Some lines in the records below may hold the word "DSLAM"; give the number of those lines and nothing else.

Data excerpts
>> Begin

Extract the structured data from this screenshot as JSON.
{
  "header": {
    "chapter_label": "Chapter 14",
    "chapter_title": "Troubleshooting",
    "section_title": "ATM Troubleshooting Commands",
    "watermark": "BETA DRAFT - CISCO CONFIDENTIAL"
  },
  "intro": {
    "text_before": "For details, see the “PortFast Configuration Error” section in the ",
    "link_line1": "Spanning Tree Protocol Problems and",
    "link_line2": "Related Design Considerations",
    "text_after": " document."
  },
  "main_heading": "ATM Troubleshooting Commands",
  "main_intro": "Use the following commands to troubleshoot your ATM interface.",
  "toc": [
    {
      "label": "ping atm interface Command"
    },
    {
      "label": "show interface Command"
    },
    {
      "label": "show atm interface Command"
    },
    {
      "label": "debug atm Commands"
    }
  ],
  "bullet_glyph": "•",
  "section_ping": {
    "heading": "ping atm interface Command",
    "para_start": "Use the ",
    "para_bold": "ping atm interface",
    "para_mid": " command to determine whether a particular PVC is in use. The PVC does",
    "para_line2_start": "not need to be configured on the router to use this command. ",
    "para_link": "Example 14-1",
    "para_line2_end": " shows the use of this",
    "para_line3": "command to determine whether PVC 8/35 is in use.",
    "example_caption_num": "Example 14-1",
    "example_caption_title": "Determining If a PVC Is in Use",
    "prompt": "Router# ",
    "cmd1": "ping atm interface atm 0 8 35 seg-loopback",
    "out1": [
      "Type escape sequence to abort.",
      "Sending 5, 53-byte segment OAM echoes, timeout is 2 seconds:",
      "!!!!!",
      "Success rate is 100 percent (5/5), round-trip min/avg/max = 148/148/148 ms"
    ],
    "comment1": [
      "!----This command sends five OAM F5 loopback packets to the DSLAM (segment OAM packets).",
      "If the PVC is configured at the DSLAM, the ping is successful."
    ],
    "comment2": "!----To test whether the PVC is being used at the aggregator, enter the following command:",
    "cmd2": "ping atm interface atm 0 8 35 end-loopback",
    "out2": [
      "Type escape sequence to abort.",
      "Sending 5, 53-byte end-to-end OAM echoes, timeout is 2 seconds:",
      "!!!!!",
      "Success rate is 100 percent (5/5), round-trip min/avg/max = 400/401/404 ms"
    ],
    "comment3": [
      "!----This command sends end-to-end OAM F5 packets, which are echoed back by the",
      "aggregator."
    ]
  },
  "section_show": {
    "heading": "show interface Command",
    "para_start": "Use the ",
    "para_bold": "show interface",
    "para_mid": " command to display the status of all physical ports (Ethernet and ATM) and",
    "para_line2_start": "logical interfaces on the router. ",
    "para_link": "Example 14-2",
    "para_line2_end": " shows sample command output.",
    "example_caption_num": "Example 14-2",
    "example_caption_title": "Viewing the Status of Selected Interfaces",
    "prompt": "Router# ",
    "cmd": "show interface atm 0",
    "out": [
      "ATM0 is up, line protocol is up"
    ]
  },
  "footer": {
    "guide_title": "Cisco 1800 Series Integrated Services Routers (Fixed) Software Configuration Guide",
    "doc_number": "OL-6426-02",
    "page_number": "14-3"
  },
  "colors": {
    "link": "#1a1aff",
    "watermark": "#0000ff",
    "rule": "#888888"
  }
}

>> End

**Exercise answer**
2